» To do
Write out exactly, with no other output, the lines below from the one that contains "Read all visible content and emit it as JSON." through the end.

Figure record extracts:
++++++++++

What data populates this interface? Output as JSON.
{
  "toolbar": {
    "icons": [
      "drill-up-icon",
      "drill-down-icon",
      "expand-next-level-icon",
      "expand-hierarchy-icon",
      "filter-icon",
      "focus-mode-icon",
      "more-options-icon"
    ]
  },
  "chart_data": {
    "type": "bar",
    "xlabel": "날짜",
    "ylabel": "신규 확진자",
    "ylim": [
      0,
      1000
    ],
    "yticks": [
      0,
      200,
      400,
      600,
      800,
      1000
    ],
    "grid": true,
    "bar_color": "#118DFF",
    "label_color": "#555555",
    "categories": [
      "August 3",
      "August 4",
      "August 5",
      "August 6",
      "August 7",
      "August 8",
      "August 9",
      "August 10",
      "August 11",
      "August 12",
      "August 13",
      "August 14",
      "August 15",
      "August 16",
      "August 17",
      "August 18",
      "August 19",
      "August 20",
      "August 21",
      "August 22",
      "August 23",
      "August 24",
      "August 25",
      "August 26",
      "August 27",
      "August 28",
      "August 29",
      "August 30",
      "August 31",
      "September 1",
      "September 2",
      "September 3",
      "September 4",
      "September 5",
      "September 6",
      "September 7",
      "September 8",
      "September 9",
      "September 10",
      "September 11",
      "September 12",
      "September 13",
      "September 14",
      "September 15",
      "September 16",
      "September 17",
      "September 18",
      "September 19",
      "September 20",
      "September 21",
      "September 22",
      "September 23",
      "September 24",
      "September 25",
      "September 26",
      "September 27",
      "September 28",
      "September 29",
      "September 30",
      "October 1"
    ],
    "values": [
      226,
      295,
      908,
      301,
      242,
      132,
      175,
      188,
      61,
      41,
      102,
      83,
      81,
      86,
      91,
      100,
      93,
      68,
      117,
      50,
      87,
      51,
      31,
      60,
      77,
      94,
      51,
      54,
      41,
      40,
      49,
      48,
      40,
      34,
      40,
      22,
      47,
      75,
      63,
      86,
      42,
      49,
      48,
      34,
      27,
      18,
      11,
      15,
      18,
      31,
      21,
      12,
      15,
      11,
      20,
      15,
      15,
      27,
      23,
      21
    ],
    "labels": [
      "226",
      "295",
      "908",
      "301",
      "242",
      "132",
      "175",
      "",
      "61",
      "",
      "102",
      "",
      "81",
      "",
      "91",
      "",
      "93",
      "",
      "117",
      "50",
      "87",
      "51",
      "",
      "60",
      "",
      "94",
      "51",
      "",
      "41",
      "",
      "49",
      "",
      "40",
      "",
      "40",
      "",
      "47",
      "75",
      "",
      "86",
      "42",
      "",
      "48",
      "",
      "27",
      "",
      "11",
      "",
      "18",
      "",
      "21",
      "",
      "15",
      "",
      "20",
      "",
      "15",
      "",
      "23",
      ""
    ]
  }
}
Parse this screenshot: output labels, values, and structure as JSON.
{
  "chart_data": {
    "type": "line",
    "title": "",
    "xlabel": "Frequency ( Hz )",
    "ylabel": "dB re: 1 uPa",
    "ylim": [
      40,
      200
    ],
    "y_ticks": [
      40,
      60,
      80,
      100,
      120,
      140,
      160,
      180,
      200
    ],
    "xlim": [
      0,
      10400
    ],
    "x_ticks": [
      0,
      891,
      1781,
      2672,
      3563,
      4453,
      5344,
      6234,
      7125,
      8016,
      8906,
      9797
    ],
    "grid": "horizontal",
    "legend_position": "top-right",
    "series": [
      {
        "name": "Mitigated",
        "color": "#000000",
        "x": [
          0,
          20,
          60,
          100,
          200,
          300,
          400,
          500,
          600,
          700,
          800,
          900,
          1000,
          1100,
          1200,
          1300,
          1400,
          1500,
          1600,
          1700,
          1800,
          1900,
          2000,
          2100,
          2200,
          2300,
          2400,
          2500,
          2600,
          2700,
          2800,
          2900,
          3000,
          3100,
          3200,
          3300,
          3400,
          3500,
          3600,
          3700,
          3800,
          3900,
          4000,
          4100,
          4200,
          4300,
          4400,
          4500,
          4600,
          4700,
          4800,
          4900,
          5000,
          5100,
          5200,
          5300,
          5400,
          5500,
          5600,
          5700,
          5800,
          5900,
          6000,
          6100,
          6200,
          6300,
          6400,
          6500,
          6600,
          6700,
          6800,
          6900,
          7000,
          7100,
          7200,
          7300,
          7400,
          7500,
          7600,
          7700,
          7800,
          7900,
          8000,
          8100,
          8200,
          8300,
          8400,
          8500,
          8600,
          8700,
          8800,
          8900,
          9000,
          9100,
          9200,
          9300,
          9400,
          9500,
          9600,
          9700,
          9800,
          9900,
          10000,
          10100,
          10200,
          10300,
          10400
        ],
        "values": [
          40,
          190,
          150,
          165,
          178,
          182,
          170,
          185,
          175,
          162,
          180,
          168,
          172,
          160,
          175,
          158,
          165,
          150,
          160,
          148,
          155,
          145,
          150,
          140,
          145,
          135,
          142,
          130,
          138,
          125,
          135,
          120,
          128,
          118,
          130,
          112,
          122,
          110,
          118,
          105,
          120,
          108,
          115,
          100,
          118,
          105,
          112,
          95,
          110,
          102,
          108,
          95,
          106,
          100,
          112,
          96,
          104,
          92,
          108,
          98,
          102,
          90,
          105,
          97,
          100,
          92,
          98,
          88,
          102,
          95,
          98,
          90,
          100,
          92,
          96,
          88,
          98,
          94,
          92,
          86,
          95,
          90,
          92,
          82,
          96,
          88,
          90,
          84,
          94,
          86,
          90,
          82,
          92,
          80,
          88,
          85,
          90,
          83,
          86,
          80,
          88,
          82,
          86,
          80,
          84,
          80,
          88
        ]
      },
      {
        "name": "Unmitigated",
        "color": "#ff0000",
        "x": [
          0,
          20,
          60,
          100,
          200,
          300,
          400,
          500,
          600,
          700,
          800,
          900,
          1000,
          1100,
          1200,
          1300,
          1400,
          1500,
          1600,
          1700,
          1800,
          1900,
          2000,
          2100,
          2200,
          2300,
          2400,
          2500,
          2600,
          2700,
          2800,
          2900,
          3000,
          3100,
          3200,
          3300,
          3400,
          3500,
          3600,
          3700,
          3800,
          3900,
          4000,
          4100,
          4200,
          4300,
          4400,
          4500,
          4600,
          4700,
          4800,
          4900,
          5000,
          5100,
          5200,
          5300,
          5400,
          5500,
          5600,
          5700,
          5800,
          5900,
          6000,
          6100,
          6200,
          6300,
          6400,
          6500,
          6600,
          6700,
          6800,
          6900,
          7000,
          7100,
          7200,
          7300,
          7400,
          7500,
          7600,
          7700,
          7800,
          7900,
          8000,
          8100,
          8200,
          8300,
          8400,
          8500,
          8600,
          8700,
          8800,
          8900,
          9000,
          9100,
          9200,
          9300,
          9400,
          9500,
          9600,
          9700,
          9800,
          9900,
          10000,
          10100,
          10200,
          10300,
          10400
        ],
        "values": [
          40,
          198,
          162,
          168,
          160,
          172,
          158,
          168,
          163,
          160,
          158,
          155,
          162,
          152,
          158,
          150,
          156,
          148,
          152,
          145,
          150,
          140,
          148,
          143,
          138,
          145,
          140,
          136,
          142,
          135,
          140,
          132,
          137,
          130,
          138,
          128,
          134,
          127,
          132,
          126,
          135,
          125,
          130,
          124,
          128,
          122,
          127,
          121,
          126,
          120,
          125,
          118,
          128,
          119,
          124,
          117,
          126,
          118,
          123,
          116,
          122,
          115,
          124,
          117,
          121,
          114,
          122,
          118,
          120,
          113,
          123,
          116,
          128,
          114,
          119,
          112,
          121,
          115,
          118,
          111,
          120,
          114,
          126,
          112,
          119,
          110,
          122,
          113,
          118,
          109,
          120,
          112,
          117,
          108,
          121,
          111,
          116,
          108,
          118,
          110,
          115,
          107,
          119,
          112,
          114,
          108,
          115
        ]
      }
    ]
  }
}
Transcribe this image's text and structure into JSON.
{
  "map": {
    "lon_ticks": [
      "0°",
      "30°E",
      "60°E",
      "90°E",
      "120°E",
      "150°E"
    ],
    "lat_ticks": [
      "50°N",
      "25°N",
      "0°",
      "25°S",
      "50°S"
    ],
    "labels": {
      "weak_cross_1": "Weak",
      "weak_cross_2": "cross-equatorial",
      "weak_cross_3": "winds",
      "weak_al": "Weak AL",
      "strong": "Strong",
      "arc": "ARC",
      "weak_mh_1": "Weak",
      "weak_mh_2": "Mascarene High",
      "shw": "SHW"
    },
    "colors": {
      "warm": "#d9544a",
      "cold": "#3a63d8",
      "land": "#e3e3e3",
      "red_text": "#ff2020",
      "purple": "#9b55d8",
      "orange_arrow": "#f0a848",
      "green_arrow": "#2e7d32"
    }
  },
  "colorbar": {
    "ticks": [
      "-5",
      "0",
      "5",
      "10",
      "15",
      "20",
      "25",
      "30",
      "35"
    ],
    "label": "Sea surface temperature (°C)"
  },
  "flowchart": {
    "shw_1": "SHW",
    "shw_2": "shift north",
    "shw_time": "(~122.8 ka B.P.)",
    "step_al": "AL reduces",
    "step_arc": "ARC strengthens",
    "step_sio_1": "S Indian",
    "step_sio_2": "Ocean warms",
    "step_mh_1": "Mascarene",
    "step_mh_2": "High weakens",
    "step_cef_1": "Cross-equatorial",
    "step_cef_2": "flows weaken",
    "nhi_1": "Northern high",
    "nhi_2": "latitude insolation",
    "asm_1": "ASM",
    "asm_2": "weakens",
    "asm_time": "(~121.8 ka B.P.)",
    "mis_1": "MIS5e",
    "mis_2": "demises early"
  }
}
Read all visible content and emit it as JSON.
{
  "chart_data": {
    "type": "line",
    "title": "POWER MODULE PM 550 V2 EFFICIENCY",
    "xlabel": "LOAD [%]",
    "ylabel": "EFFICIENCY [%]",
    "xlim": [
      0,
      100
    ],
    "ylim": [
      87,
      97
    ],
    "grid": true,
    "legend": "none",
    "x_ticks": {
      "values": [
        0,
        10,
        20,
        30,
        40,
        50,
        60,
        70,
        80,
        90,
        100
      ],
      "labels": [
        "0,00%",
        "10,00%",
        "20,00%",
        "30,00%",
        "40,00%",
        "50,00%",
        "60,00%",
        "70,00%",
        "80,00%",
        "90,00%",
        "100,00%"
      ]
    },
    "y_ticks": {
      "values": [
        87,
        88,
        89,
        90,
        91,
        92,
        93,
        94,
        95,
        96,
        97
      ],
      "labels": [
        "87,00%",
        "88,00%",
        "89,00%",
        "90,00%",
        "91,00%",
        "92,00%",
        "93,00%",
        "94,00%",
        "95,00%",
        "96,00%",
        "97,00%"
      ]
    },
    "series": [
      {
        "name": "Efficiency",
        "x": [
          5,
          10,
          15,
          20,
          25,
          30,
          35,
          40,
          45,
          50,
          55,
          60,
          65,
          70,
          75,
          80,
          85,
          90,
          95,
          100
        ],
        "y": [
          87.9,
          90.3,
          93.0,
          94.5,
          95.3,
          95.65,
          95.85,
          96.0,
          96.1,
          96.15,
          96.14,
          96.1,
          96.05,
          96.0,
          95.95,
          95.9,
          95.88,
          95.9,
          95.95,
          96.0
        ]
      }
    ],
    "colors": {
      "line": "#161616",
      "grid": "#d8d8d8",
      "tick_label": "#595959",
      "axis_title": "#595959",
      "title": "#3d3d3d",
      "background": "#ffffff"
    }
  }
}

++++++++++

» Answer in full
Read all visible content and emit it as JSON.
{
  "chart_data": {
    "type": "line",
    "title": "POWER MODULE PM 550 V2 EFFICIENCY",
    "xlabel": "LOAD [%]",
    "ylabel": "EFFICIENCY [%]",
    "xlim": [
      0,
      100
    ],
    "ylim": [
      87,
      97
    ],
    "grid": true,
    "legend": "none",
    "x_ticks": {
      "values": [
        0,
        10,
        20,
        30,
        40,
        50,
        60,
        70,
        80,
        90,
        100
      ],
      "labels": [
        "0,00%",
        "10,00%",
        "20,00%",
        "30,00%",
        "40,00%",
        "50,00%",
        "60,00%",
        "70,00%",
        "80,00%",
        "90,00%",
        "100,00%"
      ]
    },
    "y_ticks": {
      "values": [
        87,
        88,
        89,
        90,
        91,
        92,
        93,
        94,
        95,
        96,
        97
      ],
      "labels": [
        "87,00%",
        "88,00%",
        "89,00%",
        "90,00%",
        "91,00%",
        "92,00%",
        "93,00%",
        "94,00%",
        "95,00%",
        "96,00%",
        "97,00%"
      ]
    },
    "series": [
      {
        "name": "Efficiency",
        "x": [
          5,
          10,
          15,
          20,
          25,
          30,
          35,
          40,
          45,
          50,
          55,
          60,
          65,
          70,
          75,
          80,
          85,
          90,
          95,
          100
        ],
        "y": [
          87.9,
          90.3,
          93.0,
          94.5,
          95.3,
          95.65,
          95.85,
          96.0,
          96.1,
          96.15,
          96.14,
          96.1,
          96.05,
          96.0,
          95.95,
          95.9,
          95.88,
          95.9,
          95.95,
          96.0
        ]
      }
    ],
    "colors": {
      "line": "#161616",
      "grid": "#d8d8d8",
      "tick_label": "#595959",
      "axis_title": "#595959",
      "title": "#3d3d3d",
      "background": "#ffffff"
    }
  }
}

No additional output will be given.